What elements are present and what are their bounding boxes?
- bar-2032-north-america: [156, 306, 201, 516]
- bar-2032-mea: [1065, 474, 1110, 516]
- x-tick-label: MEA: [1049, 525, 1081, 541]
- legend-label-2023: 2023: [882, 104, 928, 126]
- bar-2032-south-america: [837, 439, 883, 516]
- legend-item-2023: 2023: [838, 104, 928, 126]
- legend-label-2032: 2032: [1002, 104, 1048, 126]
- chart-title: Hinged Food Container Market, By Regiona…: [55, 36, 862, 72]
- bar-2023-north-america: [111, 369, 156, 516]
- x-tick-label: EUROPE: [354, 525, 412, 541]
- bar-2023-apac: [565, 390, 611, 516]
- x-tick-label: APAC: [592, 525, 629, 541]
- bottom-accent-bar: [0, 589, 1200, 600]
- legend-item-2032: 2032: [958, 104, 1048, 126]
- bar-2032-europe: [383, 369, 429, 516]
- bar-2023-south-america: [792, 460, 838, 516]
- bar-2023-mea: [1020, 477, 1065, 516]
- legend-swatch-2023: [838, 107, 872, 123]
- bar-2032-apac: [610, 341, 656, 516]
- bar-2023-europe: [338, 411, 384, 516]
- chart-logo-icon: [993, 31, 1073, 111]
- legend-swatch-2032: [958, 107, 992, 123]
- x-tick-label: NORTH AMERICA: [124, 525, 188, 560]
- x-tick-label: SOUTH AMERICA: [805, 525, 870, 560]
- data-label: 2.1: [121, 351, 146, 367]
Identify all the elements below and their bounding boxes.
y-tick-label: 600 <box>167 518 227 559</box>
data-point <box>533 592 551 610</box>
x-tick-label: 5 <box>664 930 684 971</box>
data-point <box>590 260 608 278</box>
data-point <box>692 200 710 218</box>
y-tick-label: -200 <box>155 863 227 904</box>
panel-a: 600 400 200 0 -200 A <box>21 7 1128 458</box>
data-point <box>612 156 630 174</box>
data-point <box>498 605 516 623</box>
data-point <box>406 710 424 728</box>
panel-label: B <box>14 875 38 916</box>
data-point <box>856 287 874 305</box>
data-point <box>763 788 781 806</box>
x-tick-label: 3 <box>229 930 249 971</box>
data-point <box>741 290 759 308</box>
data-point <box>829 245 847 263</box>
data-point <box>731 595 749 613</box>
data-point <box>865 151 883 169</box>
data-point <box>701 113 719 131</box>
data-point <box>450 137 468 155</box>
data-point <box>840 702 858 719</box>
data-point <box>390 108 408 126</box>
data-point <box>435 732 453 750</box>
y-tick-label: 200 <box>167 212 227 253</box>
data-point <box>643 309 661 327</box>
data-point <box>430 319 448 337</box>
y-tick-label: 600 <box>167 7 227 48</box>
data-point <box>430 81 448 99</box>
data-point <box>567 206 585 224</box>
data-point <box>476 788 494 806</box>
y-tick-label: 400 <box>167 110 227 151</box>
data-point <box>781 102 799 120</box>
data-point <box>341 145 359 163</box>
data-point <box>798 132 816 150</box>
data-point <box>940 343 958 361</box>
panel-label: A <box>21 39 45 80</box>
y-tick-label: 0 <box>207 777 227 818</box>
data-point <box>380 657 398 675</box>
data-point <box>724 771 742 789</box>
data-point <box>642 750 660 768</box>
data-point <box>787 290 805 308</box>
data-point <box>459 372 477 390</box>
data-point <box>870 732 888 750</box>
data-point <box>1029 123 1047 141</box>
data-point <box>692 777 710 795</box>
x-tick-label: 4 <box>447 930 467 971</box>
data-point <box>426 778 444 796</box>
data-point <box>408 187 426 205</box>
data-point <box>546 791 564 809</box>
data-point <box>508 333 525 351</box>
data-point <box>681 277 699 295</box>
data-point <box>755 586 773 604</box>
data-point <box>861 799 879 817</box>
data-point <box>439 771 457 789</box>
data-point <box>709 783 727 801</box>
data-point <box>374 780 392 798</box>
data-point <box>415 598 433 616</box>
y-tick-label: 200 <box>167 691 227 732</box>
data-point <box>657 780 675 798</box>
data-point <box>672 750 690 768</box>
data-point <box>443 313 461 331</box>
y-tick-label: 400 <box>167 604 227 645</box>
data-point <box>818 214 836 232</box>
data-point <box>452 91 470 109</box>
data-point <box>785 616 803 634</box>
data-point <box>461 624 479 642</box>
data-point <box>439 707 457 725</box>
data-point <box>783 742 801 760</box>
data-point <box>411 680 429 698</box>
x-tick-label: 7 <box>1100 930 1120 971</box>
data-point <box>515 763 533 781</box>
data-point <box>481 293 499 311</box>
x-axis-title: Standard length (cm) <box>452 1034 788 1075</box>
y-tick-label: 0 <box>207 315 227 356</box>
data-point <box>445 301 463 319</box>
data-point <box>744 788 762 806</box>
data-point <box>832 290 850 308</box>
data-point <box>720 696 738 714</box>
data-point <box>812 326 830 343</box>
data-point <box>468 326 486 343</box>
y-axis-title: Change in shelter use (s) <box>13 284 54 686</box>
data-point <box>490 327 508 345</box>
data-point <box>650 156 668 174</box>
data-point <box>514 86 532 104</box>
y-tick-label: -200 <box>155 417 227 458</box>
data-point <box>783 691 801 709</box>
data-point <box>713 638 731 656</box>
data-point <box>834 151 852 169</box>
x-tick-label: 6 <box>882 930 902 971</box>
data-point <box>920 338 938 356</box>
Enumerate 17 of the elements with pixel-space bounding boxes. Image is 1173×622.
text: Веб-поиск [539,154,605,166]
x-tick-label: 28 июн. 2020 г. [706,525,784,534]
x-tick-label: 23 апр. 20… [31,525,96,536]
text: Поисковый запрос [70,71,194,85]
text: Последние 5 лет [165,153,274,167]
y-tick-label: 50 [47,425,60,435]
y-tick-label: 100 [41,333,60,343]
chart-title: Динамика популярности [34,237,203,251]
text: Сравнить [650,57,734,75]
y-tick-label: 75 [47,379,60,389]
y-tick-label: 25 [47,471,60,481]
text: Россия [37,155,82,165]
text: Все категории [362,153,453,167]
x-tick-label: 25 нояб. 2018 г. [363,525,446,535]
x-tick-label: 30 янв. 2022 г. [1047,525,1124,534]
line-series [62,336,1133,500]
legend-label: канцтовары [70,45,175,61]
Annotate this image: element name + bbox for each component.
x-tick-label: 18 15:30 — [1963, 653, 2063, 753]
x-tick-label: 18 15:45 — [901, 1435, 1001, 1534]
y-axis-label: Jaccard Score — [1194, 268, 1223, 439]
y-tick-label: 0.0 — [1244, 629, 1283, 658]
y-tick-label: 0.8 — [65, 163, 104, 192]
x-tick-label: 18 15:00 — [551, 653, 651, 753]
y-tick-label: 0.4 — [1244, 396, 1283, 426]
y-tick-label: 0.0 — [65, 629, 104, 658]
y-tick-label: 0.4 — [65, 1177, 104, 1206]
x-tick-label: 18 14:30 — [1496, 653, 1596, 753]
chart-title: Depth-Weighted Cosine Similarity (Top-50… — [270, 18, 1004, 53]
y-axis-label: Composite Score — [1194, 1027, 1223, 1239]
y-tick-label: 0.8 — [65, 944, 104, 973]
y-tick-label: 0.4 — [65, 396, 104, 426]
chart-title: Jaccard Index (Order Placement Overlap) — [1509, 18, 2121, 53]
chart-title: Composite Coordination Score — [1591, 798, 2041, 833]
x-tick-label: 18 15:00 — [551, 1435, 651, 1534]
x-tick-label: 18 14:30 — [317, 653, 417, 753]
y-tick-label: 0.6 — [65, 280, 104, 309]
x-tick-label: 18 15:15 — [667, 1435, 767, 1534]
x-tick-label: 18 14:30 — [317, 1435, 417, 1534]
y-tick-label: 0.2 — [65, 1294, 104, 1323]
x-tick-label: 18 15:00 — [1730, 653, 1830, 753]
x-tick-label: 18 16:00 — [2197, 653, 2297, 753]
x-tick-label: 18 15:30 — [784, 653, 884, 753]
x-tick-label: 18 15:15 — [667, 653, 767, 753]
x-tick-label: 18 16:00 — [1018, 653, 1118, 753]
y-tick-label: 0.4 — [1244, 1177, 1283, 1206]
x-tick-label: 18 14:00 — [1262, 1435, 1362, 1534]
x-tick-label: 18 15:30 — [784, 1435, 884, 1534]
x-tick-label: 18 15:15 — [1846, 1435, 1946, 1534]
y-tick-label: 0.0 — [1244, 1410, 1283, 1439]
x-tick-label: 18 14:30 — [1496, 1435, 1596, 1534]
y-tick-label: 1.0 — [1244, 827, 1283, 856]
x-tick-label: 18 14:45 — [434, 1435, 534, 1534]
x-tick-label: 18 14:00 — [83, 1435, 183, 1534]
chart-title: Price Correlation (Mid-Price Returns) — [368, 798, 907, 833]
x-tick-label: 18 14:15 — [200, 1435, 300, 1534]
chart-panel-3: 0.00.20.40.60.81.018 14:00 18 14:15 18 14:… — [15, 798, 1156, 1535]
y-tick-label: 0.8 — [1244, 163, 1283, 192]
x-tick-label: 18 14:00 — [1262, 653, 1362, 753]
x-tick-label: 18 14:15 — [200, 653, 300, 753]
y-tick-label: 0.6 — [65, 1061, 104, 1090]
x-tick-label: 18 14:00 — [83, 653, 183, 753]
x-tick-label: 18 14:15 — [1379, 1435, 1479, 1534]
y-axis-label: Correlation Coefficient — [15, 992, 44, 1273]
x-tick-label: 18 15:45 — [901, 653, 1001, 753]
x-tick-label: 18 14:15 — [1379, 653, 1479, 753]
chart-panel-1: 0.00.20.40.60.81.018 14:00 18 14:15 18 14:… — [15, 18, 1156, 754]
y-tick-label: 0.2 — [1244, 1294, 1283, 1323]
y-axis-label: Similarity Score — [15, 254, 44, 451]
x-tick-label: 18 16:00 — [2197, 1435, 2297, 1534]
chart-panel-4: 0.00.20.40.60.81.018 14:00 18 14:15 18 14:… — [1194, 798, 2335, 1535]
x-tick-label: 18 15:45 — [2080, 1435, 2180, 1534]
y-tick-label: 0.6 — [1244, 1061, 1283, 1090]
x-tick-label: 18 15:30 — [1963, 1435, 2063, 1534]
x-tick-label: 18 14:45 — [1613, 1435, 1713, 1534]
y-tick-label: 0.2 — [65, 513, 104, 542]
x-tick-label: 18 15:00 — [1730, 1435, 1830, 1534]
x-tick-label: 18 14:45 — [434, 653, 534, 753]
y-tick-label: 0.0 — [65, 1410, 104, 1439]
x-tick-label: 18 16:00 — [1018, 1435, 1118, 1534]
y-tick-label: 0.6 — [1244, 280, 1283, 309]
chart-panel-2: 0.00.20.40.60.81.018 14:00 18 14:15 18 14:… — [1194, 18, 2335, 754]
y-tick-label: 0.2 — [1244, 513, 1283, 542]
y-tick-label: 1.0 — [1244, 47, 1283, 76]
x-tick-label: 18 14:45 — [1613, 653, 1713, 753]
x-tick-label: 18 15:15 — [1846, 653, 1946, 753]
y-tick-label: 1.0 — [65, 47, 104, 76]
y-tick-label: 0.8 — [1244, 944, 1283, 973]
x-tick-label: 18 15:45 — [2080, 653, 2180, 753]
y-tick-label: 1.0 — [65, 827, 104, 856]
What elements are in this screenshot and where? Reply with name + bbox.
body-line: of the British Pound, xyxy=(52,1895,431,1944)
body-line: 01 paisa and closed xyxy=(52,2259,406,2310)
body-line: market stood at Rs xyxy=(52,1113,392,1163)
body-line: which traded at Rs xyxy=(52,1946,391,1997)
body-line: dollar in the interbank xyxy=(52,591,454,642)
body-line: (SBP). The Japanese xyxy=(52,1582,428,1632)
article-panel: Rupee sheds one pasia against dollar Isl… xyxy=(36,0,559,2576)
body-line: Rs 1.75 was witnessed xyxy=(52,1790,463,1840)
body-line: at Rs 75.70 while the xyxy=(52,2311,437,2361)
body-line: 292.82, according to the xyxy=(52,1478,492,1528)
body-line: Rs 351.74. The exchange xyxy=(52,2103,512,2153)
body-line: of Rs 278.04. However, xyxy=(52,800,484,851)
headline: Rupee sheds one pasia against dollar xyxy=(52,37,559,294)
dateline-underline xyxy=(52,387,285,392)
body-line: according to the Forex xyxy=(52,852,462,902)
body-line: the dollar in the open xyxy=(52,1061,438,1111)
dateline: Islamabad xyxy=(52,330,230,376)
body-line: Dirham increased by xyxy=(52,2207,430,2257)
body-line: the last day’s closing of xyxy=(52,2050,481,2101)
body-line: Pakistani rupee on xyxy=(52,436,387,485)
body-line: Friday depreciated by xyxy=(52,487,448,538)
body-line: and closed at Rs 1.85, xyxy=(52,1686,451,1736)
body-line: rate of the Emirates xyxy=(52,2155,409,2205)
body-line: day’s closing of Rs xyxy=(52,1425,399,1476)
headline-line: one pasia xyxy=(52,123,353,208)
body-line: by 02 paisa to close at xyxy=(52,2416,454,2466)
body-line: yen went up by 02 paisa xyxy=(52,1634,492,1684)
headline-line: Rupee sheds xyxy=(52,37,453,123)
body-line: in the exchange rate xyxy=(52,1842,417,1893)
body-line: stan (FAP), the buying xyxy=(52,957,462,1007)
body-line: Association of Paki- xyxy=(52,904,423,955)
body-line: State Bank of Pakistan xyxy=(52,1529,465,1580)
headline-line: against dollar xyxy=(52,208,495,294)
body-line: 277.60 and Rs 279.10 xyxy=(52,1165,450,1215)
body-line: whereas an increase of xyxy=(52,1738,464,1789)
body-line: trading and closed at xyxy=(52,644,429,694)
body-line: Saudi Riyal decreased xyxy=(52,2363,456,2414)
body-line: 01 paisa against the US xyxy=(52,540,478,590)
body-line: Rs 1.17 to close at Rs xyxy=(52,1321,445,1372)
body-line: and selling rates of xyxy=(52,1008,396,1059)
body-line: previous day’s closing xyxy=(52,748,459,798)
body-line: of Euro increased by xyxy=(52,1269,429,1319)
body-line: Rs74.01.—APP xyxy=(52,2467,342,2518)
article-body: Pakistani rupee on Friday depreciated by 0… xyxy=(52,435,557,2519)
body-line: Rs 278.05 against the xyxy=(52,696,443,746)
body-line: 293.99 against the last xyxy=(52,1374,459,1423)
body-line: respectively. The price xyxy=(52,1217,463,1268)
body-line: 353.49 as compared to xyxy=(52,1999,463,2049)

### Objective
Edit the lines from the start of the records through the line containing "- bar-2023-mea: [1020, 477, 1065, 516]" so that "x-tick-label" becomes "axis-label" wherever it occurs, leaving everything else unchanged. Return only those edited lines.

### Full solution
What elements are present and what are their bounding boxes?
- bar-2032-north-america: [156, 306, 201, 516]
- bar-2032-mea: [1065, 474, 1110, 516]
- axis-label: MEA: [1049, 525, 1081, 541]
- legend-label-2023: 2023: [882, 104, 928, 126]
- bar-2032-south-america: [837, 439, 883, 516]
- legend-item-2023: 2023: [838, 104, 928, 126]
- legend-label-2032: 2032: [1002, 104, 1048, 126]
- chart-title: Hinged Food Container Market, By Regiona…: [55, 36, 862, 72]
- bar-2023-north-america: [111, 369, 156, 516]
- axis-label: EUROPE: [354, 525, 412, 541]
- bar-2023-apac: [565, 390, 611, 516]
- axis-label: APAC: [592, 525, 629, 541]
- bottom-accent-bar: [0, 589, 1200, 600]
- legend-item-2032: 2032: [958, 104, 1048, 126]
- bar-2032-europe: [383, 369, 429, 516]
- bar-2023-south-america: [792, 460, 838, 516]
- bar-2023-mea: [1020, 477, 1065, 516]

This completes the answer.